_RECORDS FOR THE TASK_
□ □ □
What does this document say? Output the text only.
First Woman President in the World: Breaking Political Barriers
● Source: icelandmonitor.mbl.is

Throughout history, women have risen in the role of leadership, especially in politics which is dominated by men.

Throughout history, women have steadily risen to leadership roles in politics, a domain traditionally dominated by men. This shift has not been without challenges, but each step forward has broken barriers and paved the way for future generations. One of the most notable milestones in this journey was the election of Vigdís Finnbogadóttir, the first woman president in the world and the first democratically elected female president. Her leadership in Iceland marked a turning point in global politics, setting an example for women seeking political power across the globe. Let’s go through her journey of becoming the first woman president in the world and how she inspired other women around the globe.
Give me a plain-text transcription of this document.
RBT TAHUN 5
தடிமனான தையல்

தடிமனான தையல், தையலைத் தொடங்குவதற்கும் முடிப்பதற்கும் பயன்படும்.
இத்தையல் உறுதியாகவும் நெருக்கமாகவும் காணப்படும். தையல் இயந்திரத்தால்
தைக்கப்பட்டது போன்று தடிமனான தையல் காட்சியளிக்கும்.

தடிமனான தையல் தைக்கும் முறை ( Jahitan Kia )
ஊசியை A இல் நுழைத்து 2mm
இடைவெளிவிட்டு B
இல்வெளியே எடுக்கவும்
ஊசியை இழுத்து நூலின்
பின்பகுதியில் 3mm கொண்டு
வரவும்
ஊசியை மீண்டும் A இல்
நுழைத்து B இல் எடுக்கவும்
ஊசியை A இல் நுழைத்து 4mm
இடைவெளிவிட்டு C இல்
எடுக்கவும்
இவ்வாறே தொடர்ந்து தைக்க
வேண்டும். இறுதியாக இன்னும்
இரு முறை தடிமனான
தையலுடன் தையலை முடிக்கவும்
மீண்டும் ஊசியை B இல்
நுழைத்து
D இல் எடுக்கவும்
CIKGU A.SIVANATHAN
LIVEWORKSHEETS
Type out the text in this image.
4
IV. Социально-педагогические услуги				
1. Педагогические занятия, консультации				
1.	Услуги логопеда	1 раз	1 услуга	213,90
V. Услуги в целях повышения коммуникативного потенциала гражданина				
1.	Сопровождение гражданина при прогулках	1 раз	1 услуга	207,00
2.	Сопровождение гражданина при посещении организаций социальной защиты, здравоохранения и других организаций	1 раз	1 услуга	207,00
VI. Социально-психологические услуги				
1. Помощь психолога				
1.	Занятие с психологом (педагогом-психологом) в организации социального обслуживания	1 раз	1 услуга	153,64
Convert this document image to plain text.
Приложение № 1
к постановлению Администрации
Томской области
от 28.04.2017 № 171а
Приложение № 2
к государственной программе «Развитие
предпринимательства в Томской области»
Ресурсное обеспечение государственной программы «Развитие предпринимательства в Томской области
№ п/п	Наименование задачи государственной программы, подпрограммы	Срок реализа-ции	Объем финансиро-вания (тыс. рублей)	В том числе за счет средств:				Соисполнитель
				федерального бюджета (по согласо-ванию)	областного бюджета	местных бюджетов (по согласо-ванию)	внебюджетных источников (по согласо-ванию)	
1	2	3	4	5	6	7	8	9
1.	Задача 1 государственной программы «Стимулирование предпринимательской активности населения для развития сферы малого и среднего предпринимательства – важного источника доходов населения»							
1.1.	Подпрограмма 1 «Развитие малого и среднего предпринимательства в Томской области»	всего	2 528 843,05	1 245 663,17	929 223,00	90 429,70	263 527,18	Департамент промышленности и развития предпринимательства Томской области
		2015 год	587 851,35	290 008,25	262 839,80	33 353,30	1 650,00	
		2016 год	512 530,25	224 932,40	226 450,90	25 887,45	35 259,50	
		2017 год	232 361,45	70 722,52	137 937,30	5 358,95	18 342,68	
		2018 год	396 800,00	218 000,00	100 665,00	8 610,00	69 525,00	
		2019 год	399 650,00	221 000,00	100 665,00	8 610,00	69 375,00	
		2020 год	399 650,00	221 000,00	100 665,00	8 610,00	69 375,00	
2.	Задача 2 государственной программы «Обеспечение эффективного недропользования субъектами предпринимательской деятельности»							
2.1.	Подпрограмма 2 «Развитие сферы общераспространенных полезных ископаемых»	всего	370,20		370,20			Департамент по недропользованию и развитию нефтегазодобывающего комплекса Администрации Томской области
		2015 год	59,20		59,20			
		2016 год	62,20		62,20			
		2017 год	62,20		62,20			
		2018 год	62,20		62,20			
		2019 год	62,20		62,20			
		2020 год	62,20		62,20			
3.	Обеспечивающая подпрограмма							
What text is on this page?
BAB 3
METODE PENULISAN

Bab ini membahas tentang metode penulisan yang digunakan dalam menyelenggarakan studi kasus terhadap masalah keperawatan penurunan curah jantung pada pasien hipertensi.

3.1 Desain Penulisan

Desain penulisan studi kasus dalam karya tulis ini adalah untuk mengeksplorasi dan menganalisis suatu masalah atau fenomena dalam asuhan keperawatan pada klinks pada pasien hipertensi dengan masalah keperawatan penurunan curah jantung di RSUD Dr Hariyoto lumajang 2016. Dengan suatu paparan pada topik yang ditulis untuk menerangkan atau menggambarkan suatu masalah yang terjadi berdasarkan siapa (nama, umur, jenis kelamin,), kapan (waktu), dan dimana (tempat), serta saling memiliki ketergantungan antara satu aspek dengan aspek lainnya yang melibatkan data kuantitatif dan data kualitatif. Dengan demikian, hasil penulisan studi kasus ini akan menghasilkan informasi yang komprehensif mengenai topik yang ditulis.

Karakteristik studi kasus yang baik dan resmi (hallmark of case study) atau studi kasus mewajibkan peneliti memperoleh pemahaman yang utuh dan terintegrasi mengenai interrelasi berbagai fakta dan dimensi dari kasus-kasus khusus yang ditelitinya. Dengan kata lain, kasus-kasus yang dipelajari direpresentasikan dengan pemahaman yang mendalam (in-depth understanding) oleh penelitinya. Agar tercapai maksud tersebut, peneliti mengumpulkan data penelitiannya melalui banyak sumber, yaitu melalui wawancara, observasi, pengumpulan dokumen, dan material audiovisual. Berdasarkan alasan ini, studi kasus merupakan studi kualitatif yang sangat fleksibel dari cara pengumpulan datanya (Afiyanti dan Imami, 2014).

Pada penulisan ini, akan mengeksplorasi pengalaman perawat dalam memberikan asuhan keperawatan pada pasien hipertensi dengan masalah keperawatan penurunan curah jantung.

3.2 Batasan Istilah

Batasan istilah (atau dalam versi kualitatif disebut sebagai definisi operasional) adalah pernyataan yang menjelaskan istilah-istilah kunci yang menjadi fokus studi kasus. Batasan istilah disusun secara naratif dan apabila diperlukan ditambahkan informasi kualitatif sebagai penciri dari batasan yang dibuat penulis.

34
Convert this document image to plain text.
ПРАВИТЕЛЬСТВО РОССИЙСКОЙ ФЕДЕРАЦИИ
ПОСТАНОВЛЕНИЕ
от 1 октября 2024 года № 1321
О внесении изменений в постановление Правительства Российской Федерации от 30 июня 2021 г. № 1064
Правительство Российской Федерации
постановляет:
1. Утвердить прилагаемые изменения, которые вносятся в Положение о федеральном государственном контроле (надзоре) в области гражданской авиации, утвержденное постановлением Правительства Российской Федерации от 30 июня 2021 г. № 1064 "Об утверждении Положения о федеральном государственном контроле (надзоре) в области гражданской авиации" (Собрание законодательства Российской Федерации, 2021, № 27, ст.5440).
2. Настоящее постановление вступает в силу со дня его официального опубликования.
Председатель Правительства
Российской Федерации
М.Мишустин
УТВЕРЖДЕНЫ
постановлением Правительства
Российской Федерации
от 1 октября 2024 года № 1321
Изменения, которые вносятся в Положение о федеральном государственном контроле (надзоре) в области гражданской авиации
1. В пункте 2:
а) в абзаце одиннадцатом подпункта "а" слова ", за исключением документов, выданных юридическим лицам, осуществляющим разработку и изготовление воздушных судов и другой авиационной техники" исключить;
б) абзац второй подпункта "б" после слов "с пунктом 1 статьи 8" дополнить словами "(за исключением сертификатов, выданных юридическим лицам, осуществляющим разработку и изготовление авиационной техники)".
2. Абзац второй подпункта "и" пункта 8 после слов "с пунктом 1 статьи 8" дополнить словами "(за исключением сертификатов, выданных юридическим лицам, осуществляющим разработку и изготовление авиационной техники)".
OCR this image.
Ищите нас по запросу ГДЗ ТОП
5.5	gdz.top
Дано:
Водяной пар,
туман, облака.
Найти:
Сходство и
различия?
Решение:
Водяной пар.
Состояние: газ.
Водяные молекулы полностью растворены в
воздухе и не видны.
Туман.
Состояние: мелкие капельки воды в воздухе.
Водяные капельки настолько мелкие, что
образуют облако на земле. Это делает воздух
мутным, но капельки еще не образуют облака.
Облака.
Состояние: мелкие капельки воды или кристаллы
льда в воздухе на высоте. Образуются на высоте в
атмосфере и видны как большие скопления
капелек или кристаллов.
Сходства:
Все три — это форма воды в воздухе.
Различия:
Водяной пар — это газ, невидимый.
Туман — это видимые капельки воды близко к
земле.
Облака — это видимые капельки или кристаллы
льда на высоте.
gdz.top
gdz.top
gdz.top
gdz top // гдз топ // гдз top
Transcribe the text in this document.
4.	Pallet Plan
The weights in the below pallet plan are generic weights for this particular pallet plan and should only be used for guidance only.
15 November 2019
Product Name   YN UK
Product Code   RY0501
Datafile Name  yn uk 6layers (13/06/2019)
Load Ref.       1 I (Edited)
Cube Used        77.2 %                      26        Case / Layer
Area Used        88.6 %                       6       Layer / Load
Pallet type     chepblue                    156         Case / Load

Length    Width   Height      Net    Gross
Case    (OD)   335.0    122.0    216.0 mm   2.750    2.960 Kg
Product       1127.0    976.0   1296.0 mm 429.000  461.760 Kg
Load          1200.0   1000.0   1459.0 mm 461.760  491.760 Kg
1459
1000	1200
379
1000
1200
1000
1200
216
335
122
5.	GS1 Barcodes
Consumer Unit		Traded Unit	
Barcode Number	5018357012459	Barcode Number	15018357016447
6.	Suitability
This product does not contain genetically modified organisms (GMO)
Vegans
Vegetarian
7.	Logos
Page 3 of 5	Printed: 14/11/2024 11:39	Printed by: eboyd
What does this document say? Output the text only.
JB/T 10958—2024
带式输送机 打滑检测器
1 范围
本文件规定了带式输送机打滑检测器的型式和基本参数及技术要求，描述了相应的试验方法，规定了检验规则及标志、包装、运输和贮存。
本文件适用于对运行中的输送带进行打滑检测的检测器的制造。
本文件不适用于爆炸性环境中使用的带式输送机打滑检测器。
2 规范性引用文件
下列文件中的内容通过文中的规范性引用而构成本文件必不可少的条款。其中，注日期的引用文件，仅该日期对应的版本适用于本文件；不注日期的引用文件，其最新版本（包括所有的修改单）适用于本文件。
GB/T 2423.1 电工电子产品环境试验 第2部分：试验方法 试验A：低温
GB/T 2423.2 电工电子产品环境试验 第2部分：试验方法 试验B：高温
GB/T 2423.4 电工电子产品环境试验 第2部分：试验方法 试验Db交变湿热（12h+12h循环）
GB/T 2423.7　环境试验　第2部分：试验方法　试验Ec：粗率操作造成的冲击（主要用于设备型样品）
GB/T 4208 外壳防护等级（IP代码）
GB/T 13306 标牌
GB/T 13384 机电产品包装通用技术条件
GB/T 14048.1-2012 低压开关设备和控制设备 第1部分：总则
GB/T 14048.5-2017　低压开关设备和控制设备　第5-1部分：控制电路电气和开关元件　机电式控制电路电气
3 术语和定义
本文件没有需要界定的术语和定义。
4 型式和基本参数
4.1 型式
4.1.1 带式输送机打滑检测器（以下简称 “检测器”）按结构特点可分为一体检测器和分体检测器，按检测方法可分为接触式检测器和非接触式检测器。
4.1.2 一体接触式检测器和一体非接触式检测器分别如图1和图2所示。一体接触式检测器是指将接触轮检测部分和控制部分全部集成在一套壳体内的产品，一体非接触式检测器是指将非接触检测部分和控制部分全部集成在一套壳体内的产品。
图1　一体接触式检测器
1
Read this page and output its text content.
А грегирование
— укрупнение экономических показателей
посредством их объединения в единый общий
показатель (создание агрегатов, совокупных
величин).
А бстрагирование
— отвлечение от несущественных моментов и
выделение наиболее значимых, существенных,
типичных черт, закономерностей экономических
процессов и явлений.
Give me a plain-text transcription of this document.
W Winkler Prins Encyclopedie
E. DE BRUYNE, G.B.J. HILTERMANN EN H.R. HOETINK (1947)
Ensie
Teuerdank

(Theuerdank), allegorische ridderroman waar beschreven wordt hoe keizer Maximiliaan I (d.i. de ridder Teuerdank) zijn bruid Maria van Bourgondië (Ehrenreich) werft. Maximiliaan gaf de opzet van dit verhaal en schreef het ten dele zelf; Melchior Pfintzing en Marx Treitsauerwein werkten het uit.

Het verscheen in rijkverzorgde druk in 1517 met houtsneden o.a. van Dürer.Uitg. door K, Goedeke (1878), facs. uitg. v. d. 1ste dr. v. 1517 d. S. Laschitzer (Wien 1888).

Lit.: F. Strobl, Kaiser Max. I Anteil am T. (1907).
□ □ □
_SET TASK_
Find every line in the records above that holds the word "сферы", and copy each one.

_WRITTEN ANSWER_
1.	Задача 1 государственной программы «Стимулирование предпринимательской активности населения для развития сферы малого и среднего предпринимательства – важного источника доходов населения»							
2.1.	Подпрограмма 2 «Развитие сферы общераспространенных полезных ископаемых»	всего	370,20		370,20			Департамент по недропользованию и развитию нефтегазодобывающего комплекса Администрации Томской области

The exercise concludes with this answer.